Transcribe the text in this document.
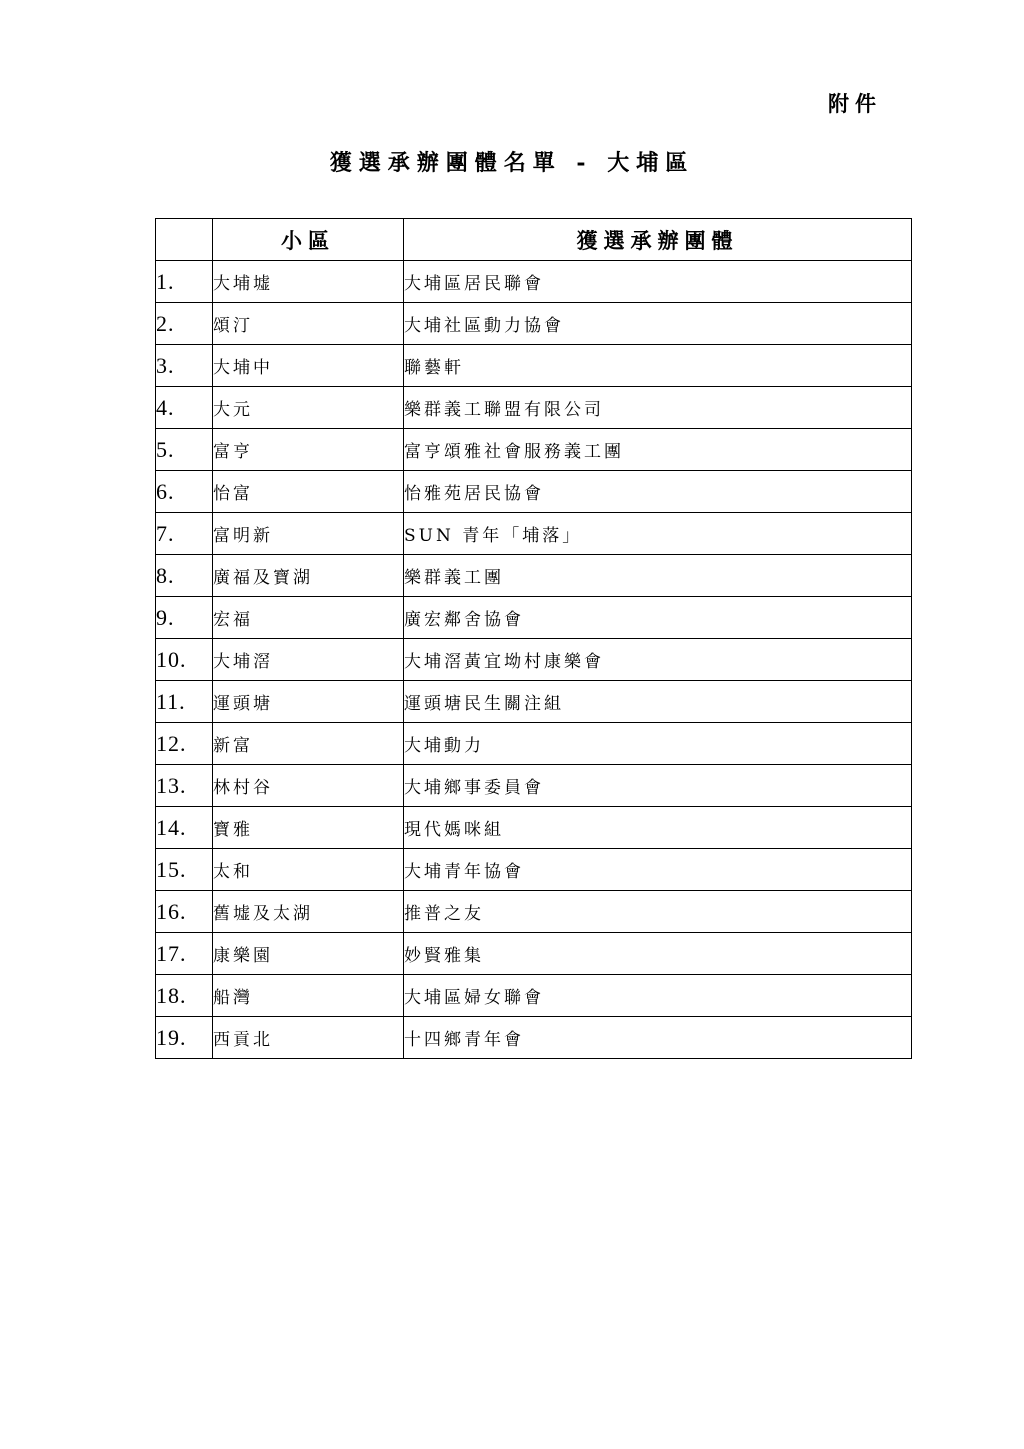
附件
獲選承辦團體名單 - 大埔區
	小區	獲選承辦團體
1.	大埔墟	大埔區居民聯會
2.	頌汀	大埔社區動力協會
3.	大埔中	聯藝軒
4.	大元	樂群義工聯盟有限公司
5.	富亨	富亨頌雅社會服務義工團
6.	怡富	怡雅苑居民協會
7.	富明新	SUN 青年「埔落」
8.	廣福及寶湖	樂群義工團
9.	宏福	廣宏鄰舍協會
10.	大埔滘	大埔滘黃宜坳村康樂會
11.	運頭塘	運頭塘民生關注組
12.	新富	大埔動力
13.	林村谷	大埔鄉事委員會
14.	寶雅	現代媽咪組
15.	太和	大埔青年協會
16.	舊墟及太湖	推普之友
17.	康樂園	妙賢雅集
18.	船灣	大埔區婦女聯會
19.	西貢北	十四鄉青年會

- - - - - - -

*Work to complete*. Excluding the pictures, reproduce every entry exactly as given.

*Worked answer*.
Transcribe the text in this document.
附件
獲選承辦團體名單 - 大埔區
	小區	獲選承辦團體
1.	大埔墟	大埔區居民聯會
2.	頌汀	大埔社區動力協會
3.	大埔中	聯藝軒
4.	大元	樂群義工聯盟有限公司
5.	富亨	富亨頌雅社會服務義工團
6.	怡富	怡雅苑居民協會
7.	富明新	SUN 青年「埔落」
8.	廣福及寶湖	樂群義工團
9.	宏福	廣宏鄰舍協會
10.	大埔滘	大埔滘黃宜坳村康樂會
11.	運頭塘	運頭塘民生關注組
12.	新富	大埔動力
13.	林村谷	大埔鄉事委員會
14.	寶雅	現代媽咪組
15.	太和	大埔青年協會
16.	舊墟及太湖	推普之友
17.	康樂園	妙賢雅集
18.	船灣	大埔區婦女聯會
19.	西貢北	十四鄉青年會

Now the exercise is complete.